#### Direction
Quote the whole listing word for word. Do not include the pictures.

--- begin Records for the exercise ---

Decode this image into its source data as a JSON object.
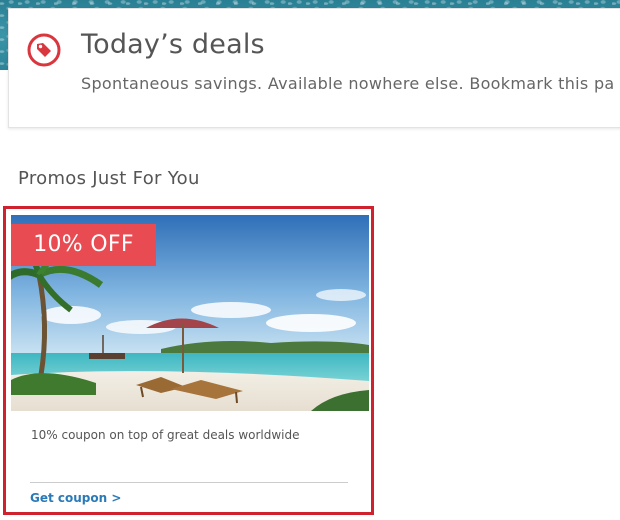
{
  "header": {
    "icon": "tag-icon",
    "icon_color": "#d9363e",
    "title": "Today’s deals",
    "subtitle": "Spontaneous savings. Available nowhere else. Bookmark this pa"
  },
  "promos_section": {
    "heading": "Promos Just For You",
    "cards": [
      {
        "badge": "10% OFF",
        "badge_color": "#e84c52",
        "image": "tropical-beach-photo",
        "description": "10% coupon on top of great deals worldwide",
        "link_label": "Get coupon >",
        "link_color": "#2a7ab8",
        "highlight_border_color": "#d0222e"
      }
    ]
  }
}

--- end Records for the exercise ---

#### Output
Decode this image into its source data as a JSON object.
{
  "header": {
    "icon": "tag-icon",
    "icon_color": "#d9363e",
    "title": "Today’s deals",
    "subtitle": "Spontaneous savings. Available nowhere else. Bookmark this pa"
  },
  "promos_section": {
    "heading": "Promos Just For You",
    "cards": [
      {
        "badge": "10% OFF",
        "badge_color": "#e84c52",
        "image": "tropical-beach-photo",
        "description": "10% coupon on top of great deals worldwide",
        "link_label": "Get coupon >",
        "link_color": "#2a7ab8",
        "highlight_border_color": "#d0222e"
      }
    ]
  }
}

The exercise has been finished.